[start Entries provided]
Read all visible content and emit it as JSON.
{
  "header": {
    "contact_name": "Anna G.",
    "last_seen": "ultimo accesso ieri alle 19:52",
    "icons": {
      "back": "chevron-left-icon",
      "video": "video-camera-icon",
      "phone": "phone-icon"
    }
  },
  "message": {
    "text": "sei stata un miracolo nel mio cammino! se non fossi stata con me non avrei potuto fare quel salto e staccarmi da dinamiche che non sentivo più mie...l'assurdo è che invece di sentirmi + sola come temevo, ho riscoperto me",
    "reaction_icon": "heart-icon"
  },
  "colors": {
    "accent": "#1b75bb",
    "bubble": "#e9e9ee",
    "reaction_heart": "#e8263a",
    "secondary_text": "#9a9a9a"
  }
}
[end Entries provided]
- [Problem] Output the listing above word for word.

- [Answer to the problem]
Read all visible content and emit it as JSON.
{
  "header": {
    "contact_name": "Anna G.",
    "last_seen": "ultimo accesso ieri alle 19:52",
    "icons": {
      "back": "chevron-left-icon",
      "video": "video-camera-icon",
      "phone": "phone-icon"
    }
  },
  "message": {
    "text": "sei stata un miracolo nel mio cammino! se non fossi stata con me non avrei potuto fare quel salto e staccarmi da dinamiche che non sentivo più mie...l'assurdo è che invece di sentirmi + sola come temevo, ho riscoperto me",
    "reaction_icon": "heart-icon"
  },
  "colors": {
    "accent": "#1b75bb",
    "bubble": "#e9e9ee",
    "reaction_heart": "#e8263a",
    "secondary_text": "#9a9a9a"
  }
}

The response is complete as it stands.